### WHAT YOU WILL DO:
A. Answer these questions using the Heroes of Pymoli analysis below, one answer per line, marked the same way:
(i) How many unique players does the analysis report?
(ii) Which age bracket is best represented, and what share of the sample does it account for?
(iii) What file name is assigned to the variable `file`?
B. Condense the paragraph in the Heroes of Pymoli analysis beginning "The best represented age bracket" into a short bulleted list that keeps its main facts.
C. From the Heroes of Pymoli analysis, return the passage from "- The best represented" up to and including "df = pd.read_json(file)", copied word for word.

### DOCUMENT EXCERPT:
================================

# Heroes of Pymoli Data Analysis


- While the total purchase count is 780, the number of unique players is only 573. There is a good amount of repeat purchasers for the Heroes of Pymoli game.
- The best represented age bracket in the data is 20-24 years, accounting for 45% of the entire sample. Unsurprisingly, the bracket makes up the largest portion of Total Purchase Value, but while Average Purchase Price is middle of the pack, Normalized Totals places the bracket in the lower tier of values. Players in this age bracket spend less than other age brackets on a holistic basis.
- The list of most profitable items is led by some of the most expensive items, rather than those that were purchased the most often. Items priced lower must be purchased at a much higher rate to deliver the same value as higher priced items, and the data does not show this occurring.

In [1]:
import pandas as pd
import numpy as np

In [2]:
file = "purchase_data.json"

In [3]:
df = pd.read_json(file)
df.head()

Unnamed: 0,Age,Gender,Item ID,Item Name,Price,SN
0,38,Male,165,Bone Crushing Silver Skewer,3.37,Aelalis34
1,21,Male,119,"Stormbringer, Dark Blade of Ending Misery",2.32,Eolo46
2,34,Male,174,Primitive Blade,2.46,Assastnya25
3,21,Male,92,Final Critic,1.36,Pheusrical25
4,23,Male,63,Stormfury Mace,1.27,Aela59


In [4]:
df.columns

Index(['Age', 'Gender', 'Item ID', 'Item Name', 'Price', 'SN'], dtype='object')

## Player Count

In [68]:
#total number of players
uniqueplayers = df['SN'].nunique()
total_players_final = pd.DataFrame({"Total Players": [uniqueplayers]}, columns= ["Total Players"])
total_players_final

Unnamed: 0,Total Players
0,573


## Purchase Analysis (Total)

In [67]:
#find number of unique items sold, purchase price, number of purchases, and total revenue for full dataframe
uniqueitems = df['Item ID'].nunique()
avgprice = (df['Price'].sum()/df['Price'].count()).round(2)
totalpurchases = df['Price'].count()
totalrevenue = df["Price"].sum()

total_analysis_df = pd.DataFrame({"Number of Unique Items": [uniqueitems], 
                              "Average Purchase Price": [avgprice],
                             "Number of Purchases": [totalpurchases],
                             "Total Revenue": [totalrevenue]}, columns= ["Number of Unique Items", "Average Purchase Price",
                            "Number of Purchases", "Total Revenue"])

================================

### SUPPLIED RECORDS:
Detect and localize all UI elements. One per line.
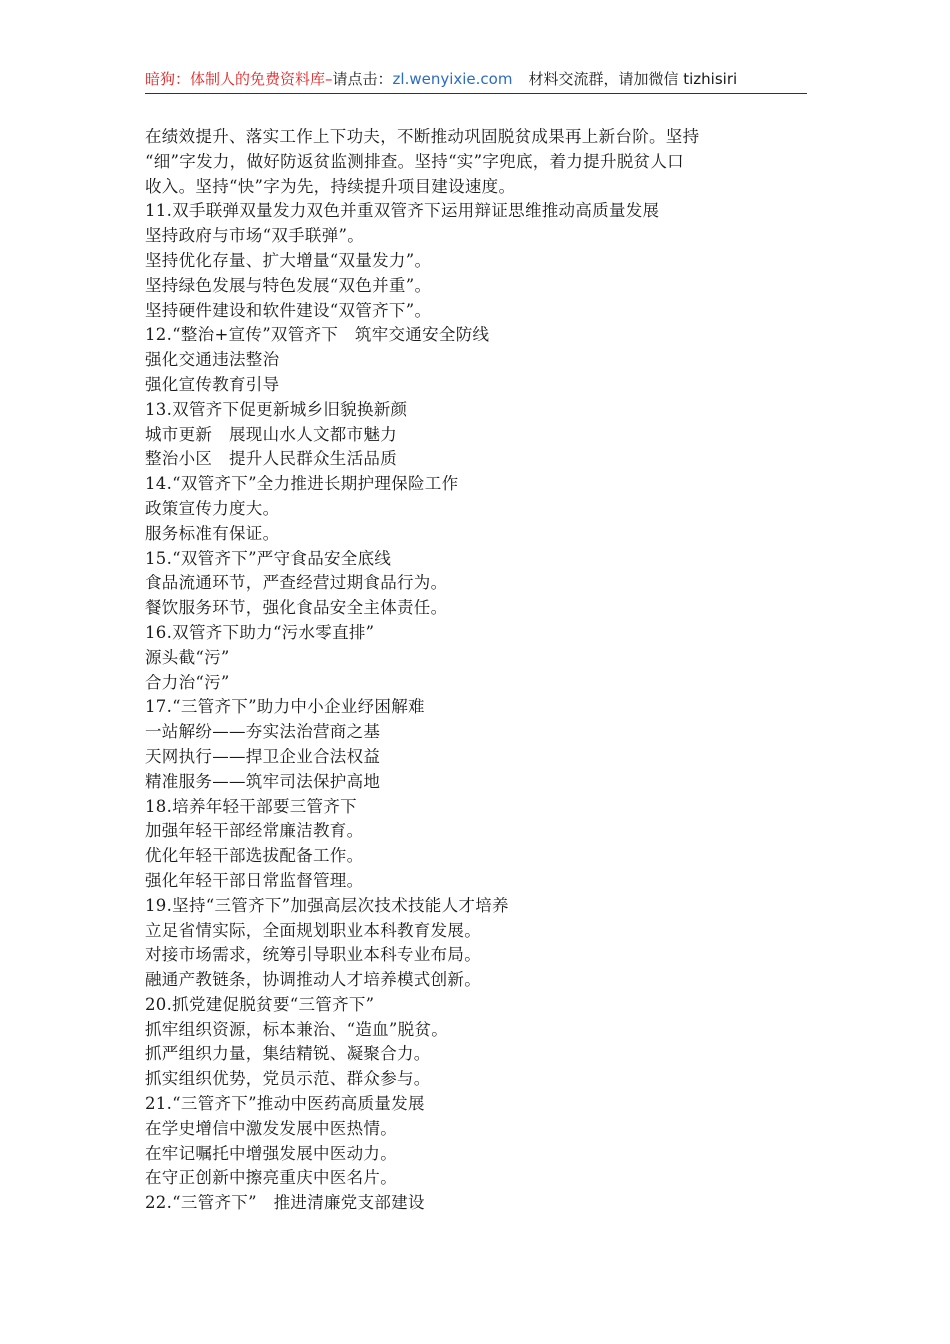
header-prompt: 请点击： <box>332 70 393 88</box>
text-line: 收入。坚持“快”字为先，持续提升项目建设速度。 <box>145 176 516 196</box>
wechat-notice: 材料交流群，请加微信 tizhisiri <box>528 70 738 88</box>
text-line: 强化宣传教育引导 <box>145 374 280 394</box>
page-header <box>145 68 807 96</box>
section-heading: 18.培养年轻干部要三管齐下 <box>145 796 357 816</box>
section-heading: 20.抓党建促脱贫要“三管齐下” <box>145 994 375 1014</box>
text-line: 在守正创新中擦亮重庆中医名片。 <box>145 1168 397 1188</box>
text-line: 整治小区 提升人民群众生活品质 <box>145 449 397 469</box>
text-line: 合力治“污” <box>145 672 230 692</box>
text-line: 在学史增信中激发发展中医热情。 <box>145 1118 397 1138</box>
text-line: 抓严组织力量，集结精锐、凝聚合力。 <box>145 1044 431 1064</box>
section-heading: 19.坚持“三管齐下”加强高层次技术技能人才培养 <box>145 895 509 915</box>
section-heading: 13.双管齐下促更新城乡旧貌换新颜 <box>145 399 408 419</box>
section-heading: 21.“三管齐下”推动中医药高质量发展 <box>145 1094 425 1114</box>
header-divider <box>145 93 807 94</box>
site-link[interactable]: zl.wenyixie.com <box>392 70 513 88</box>
text-line: 抓实组织优势，党员示范、群众参与。 <box>145 1069 431 1089</box>
text-line: 食品流通环节，严查经营过期食品行为。 <box>145 573 448 593</box>
text-line: 融通产教链条，协调推动人才培养模式创新。 <box>145 970 481 990</box>
text-line: 加强年轻干部经常廉洁教育。 <box>145 821 364 841</box>
text-line: 抓牢组织资源，标本兼治、“造血”脱贫。 <box>145 1019 449 1039</box>
text-line: 精准服务——筑牢司法保护高地 <box>145 771 381 791</box>
section-heading: 16.双管齐下助力“污水零直排” <box>145 622 375 642</box>
text-line: 强化年轻干部日常监督管理。 <box>145 870 364 890</box>
text-line: 一站解纷——夯实法治营商之基 <box>145 722 381 742</box>
text-line: 坚持优化存量、扩大增量“双量发力”。 <box>145 250 432 270</box>
text-line: 政策宣传力度大。 <box>145 498 280 518</box>
text-line: 坚持硬件建设和软件建设“双管齐下”。 <box>145 300 432 320</box>
text-line: 坚持绿色发展与特色发展“双色并重”。 <box>145 275 432 295</box>
text-line: 对接市场需求，统筹引导职业本科专业布局。 <box>145 945 481 965</box>
text-line: 天网执行——捍卫企业合法权益 <box>145 746 381 766</box>
text-line: 服务标准有保证。 <box>145 523 280 543</box>
section-heading: 14.“双管齐下”全力推进长期护理保险工作 <box>145 474 459 494</box>
section-heading: 22.“三管齐下” 推进清廉党支部建设 <box>145 1193 425 1213</box>
text-line: 坚持政府与市场“双手联弹”。 <box>145 226 365 246</box>
header-separator: – <box>325 70 333 88</box>
document-body <box>145 125 805 1216</box>
section-heading: 11.双手联弹双量发力双色并重双管齐下运用辩证思维推动高质量发展 <box>145 201 660 221</box>
text-line: 源头截“污” <box>145 647 230 667</box>
text-line: 餐饮服务环节，强化食品安全主体责任。 <box>145 598 448 618</box>
section-heading: 17.“三管齐下”助力中小企业纾困解难 <box>145 697 425 717</box>
text-line: 强化交通违法整治 <box>145 350 280 370</box>
section-heading: 12.“整治+宣传”双管齐下 筑牢交通安全防线 <box>145 325 490 345</box>
text-line: 在牢记嘱托中增强发展中医动力。 <box>145 1143 397 1163</box>
text-line: 城市更新 展现山水人文都市魅力 <box>145 424 397 444</box>
text-line: 优化年轻干部选拔配备工作。 <box>145 846 364 866</box>
section-heading: 15.“双管齐下”严守食品安全底线 <box>145 548 392 568</box>
text-line: 在绩效提升、落实工作上下功夫，不断推动巩固脱贫成果再上新台阶。坚持 <box>145 127 700 146</box>
text-line: “细”字发力，做好防返贫监测排查。坚持“实”字兜底，着力提升脱贫人口 <box>145 151 684 171</box>
text-line: 立足省情实际，全面规划职业本科教育发展。 <box>145 920 481 940</box>
site-name: 暗狗：体制人的免费资料库 <box>145 70 326 88</box>
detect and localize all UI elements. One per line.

================================

### FINAL RESULTS:
A.
(i) 573
(ii) The 20-24 years bracket, at 45% of the entire sample
(iii) purchase_data.json

B.
- The 20-24 years bracket is the best represented, at 45% of the entire sample.
- It makes up the largest portion of Total Purchase Value.
- Its Average Purchase Price is middle of the pack.
- Normalized Totals place it in the lower tier of values.
- Overall, players in this bracket spend less than other age brackets.

C.
- The best represented age bracket in the data is 20-24 years, accounting for 45% of the entire sample. Unsurprisingly, the bracket makes up the largest portion of Total Purchase Value, but while Average Purchase Price is middle of the pack, Normalized Totals places the bracket in the lower tier of values. Players in this age bracket spend less than other age brackets on a holistic basis.
- The list of most profitable items is led by some of the most expensive items, rather than those that were purchased the most often. Items priced lower must be purchased at a much higher rate to deliver the same value as higher priced items, and the data does not show this occurring.

In [1]:
import pandas as pd
import numpy as np

In [2]:
file = "purchase_data.json"

In [3]:
df = pd.read_json(file)